**Trecho fornecido**.
◇ ◇ ◇ ◇

A disputa pela preservação e modernização do catálogo de Elis Regina escalou para o campo pessoal. O produtor João Marcello Bôscoli, filho mais velho da “Pimentinha”, rebateu publicamente as críticas de seu ex-padrasto, o pianista César Camargo Mariano, sobre a remasterização do icônico álbum Elis 73.
Mágoas do Passado
Durante o evento “Prosa no Fino”, em São Paulo, João Marcello relembrou o trauma vivido após o falecimento da mãe em 1982.
“Eu perdi minha mãe em uma terça e perdi minha família inteira em uma quinta, porque ele foi buscar os filhos dele sem eu estar em casa”, desabafou o produtor, referindo-se aos irmãos Maria Rita e Pedro Mariano.
João criticou a postura de César, afirmando que o músico “fala demais” e que a prioridade deve ser manter o nome de Elis em evidência para evitar o esquecimento, citando exemplos como Nara Leão e Elizete Cardoso.
Com informações do Metrópoles.

◇ ◇ ◇ ◇

**Dados fornecidos**.
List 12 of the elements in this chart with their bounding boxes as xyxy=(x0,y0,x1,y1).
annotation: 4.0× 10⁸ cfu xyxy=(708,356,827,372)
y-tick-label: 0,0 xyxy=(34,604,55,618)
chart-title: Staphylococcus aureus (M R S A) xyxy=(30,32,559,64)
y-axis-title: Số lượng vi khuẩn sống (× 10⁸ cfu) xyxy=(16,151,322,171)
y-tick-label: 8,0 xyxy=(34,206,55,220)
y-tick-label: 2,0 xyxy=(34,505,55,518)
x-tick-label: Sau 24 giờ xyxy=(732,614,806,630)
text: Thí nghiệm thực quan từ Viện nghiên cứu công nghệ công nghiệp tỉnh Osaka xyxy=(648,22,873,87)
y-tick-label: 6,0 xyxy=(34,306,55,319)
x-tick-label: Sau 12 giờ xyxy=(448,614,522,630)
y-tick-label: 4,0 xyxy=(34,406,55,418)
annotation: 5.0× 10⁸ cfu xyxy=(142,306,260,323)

◇ ◇ ◇ ◇

**O que fazer**.
Pode transcrever na íntegra, sem nenhuma alteração, a notícia sobre a remasterização de Elis 73?

**Resposta da tarefa**.
A disputa pela preservação e modernização do catálogo de Elis Regina escalou para o campo pessoal. O produtor João Marcello Bôscoli, filho mais velho da “Pimentinha”, rebateu publicamente as críticas de seu ex-padrasto, o pianista César Camargo Mariano, sobre a remasterização do icônico álbum Elis 73.
Mágoas do Passado
Durante o evento “Prosa no Fino”, em São Paulo, João Marcello relembrou o trauma vivido após o falecimento da mãe em 1982.
“Eu perdi minha mãe em uma terça e perdi minha família inteira em uma quinta, porque ele foi buscar os filhos dele sem eu estar em casa”, desabafou o produtor, referindo-se aos irmãos Maria Rita e Pedro Mariano.
João criticou a postura de César, afirmando que o músico “fala demais” e que a prioridade deve ser manter o nome de Elis em evidência para evitar o esquecimento, citando exemplos como Nara Leão e Elizete Cardoso.
Com informações do Metrópoles.